▸ **Items from a data source**:
────────────────────────────────────────

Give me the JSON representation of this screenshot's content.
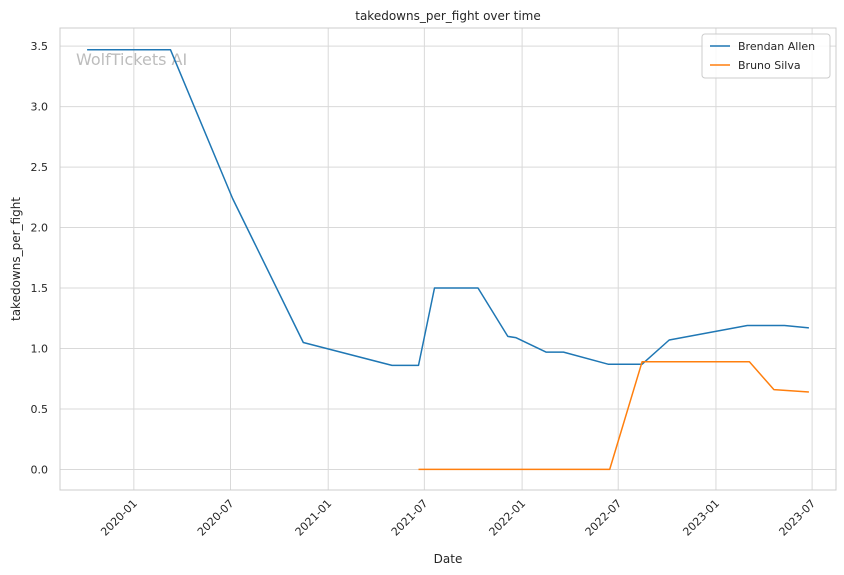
{
  "chart_data": {
    "type": "line",
    "title": "takedowns_per_fight over time",
    "xlabel": "Date",
    "ylabel": "takedowns_per_fight",
    "watermark": "WolfTickets AI",
    "grid": true,
    "legend_position": "top-right",
    "x_ticks": [
      "2020-01",
      "2020-07",
      "2021-01",
      "2021-07",
      "2022-01",
      "2022-07",
      "2023-01",
      "2023-07"
    ],
    "y_ticks": [
      "0.0",
      "0.5",
      "1.0",
      "1.5",
      "2.0",
      "2.5",
      "3.0",
      "3.5"
    ],
    "xlim": [
      "2019-08-15",
      "2023-08-15"
    ],
    "ylim": [
      -0.17,
      3.65
    ],
    "series": [
      {
        "name": "Brendan Allen",
        "color": "#1f77b4",
        "points": [
          [
            "2019-10-05",
            3.47
          ],
          [
            "2020-03-10",
            3.47
          ],
          [
            "2020-07-05",
            2.24
          ],
          [
            "2020-11-15",
            1.05
          ],
          [
            "2021-05-01",
            0.86
          ],
          [
            "2021-06-20",
            0.86
          ],
          [
            "2021-07-20",
            1.5
          ],
          [
            "2021-10-10",
            1.5
          ],
          [
            "2021-12-05",
            1.1
          ],
          [
            "2021-12-20",
            1.09
          ],
          [
            "2022-02-15",
            0.97
          ],
          [
            "2022-03-20",
            0.97
          ],
          [
            "2022-06-12",
            0.87
          ],
          [
            "2022-08-15",
            0.87
          ],
          [
            "2022-10-05",
            1.07
          ],
          [
            "2023-03-01",
            1.19
          ],
          [
            "2023-05-10",
            1.19
          ],
          [
            "2023-06-25",
            1.17
          ]
        ]
      },
      {
        "name": "Bruno Silva",
        "color": "#ff7f0e",
        "points": [
          [
            "2021-06-20",
            0.0
          ],
          [
            "2022-06-15",
            0.0
          ],
          [
            "2022-08-15",
            0.89
          ],
          [
            "2023-03-05",
            0.89
          ],
          [
            "2023-04-20",
            0.66
          ],
          [
            "2023-06-25",
            0.64
          ]
        ]
      }
    ]
  }
}
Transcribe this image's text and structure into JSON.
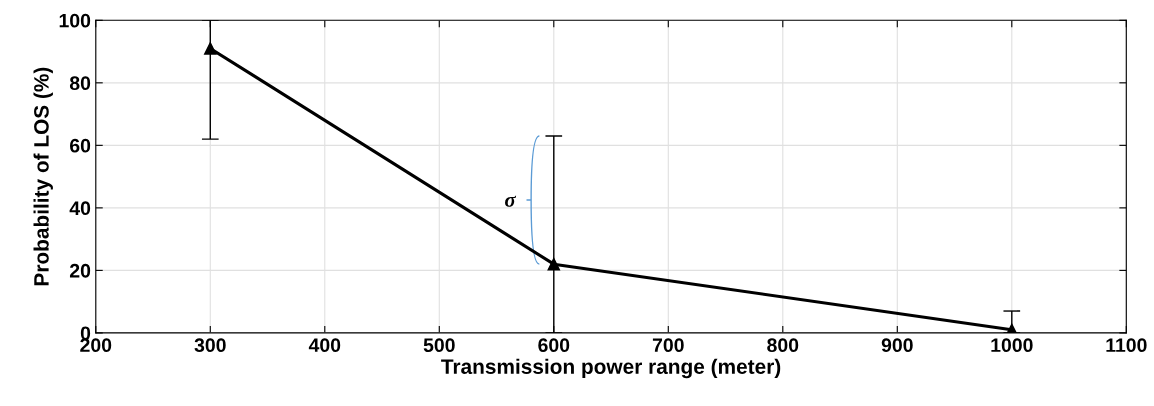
{
  "chart_data": {
    "type": "line",
    "xlabel": "Transmission power range (meter)",
    "ylabel": "Probability of LOS (%)",
    "x": [
      300,
      600,
      1000
    ],
    "series": [
      {
        "color": "#000000",
        "values": [
          91,
          22,
          1
        ],
        "errors": [
          [
            62,
            100
          ],
          [
            0,
            63
          ],
          [
            0,
            7
          ]
        ]
      }
    ],
    "xlim": [
      200,
      1100
    ],
    "xticks": [
      200,
      300,
      400,
      500,
      600,
      700,
      800,
      900,
      1000,
      1100
    ],
    "ylim": [
      0,
      100
    ],
    "yticks": [
      0,
      20,
      40,
      60,
      80,
      100
    ],
    "annotations": [
      {
        "text": "σ",
        "x": 600,
        "y": 42
      }
    ],
    "grid": true,
    "marker": "triangle",
    "line_style": "solid"
  }
}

────────────────────────────────────────

▸ **TASK TO CARRY OUT**: Copy the records above exactly. The pictures are not part of the copy.

▸ **CORRECT ANSWER**:
Give me the JSON representation of this screenshot's content.
{
  "chart_data": {
    "type": "line",
    "title": "takedowns_per_fight over time",
    "xlabel": "Date",
    "ylabel": "takedowns_per_fight",
    "watermark": "WolfTickets AI",
    "grid": true,
    "legend_position": "top-right",
    "x_ticks": [
      "2020-01",
      "2020-07",
      "2021-01",
      "2021-07",
      "2022-01",
      "2022-07",
      "2023-01",
      "2023-07"
    ],
    "y_ticks": [
      "0.0",
      "0.5",
      "1.0",
      "1.5",
      "2.0",
      "2.5",
      "3.0",
      "3.5"
    ],
    "xlim": [
      "2019-08-15",
      "2023-08-15"
    ],
    "ylim": [
      -0.17,
      3.65
    ],
    "series": [
      {
        "name": "Brendan Allen",
        "color": "#1f77b4",
        "points": [
          [
            "2019-10-05",
            3.47
          ],
          [
            "2020-03-10",
            3.47
          ],
          [
            "2020-07-05",
            2.24
          ],
          [
            "2020-11-15",
            1.05
          ],
          [
            "2021-05-01",
            0.86
          ],
          [
            "2021-06-20",
            0.86
          ],
          [
            "2021-07-20",
            1.5
          ],
          [
            "2021-10-10",
            1.5
          ],
          [
            "2021-12-05",
            1.1
          ],
          [
            "2021-12-20",
            1.09
          ],
          [
            "2022-02-15",
            0.97
          ],
          [
            "2022-03-20",
            0.97
          ],
          [
            "2022-06-12",
            0.87
          ],
          [
            "2022-08-15",
            0.87
          ],
          [
            "2022-10-05",
            1.07
          ],
          [
            "2023-03-01",
            1.19
          ],
          [
            "2023-05-10",
            1.19
          ],
          [
            "2023-06-25",
            1.17
          ]
        ]
      },
      {
        "name": "Bruno Silva",
        "color": "#ff7f0e",
        "points": [
          [
            "2021-06-20",
            0.0
          ],
          [
            "2022-06-15",
            0.0
          ],
          [
            "2022-08-15",
            0.89
          ],
          [
            "2023-03-05",
            0.89
          ],
          [
            "2023-04-20",
            0.66
          ],
          [
            "2023-06-25",
            0.64
          ]
        ]
      }
    ]
  }
}
Transcribe this image's text and structure into JSON.
{
  "chart_data": {
    "type": "line",
    "xlabel": "Transmission power range (meter)",
    "ylabel": "Probability of LOS (%)",
    "x": [
      300,
      600,
      1000
    ],
    "series": [
      {
        "color": "#000000",
        "values": [
          91,
          22,
          1
        ],
        "errors": [
          [
            62,
            100
          ],
          [
            0,
            63
          ],
          [
            0,
            7
          ]
        ]
      }
    ],
    "xlim": [
      200,
      1100
    ],
    "xticks": [
      200,
      300,
      400,
      500,
      600,
      700,
      800,
      900,
      1000,
      1100
    ],
    "ylim": [
      0,
      100
    ],
    "yticks": [
      0,
      20,
      40,
      60,
      80,
      100
    ],
    "annotations": [
      {
        "text": "σ",
        "x": 600,
        "y": 42
      }
    ],
    "grid": true,
    "marker": "triangle",
    "line_style": "solid"
  }
}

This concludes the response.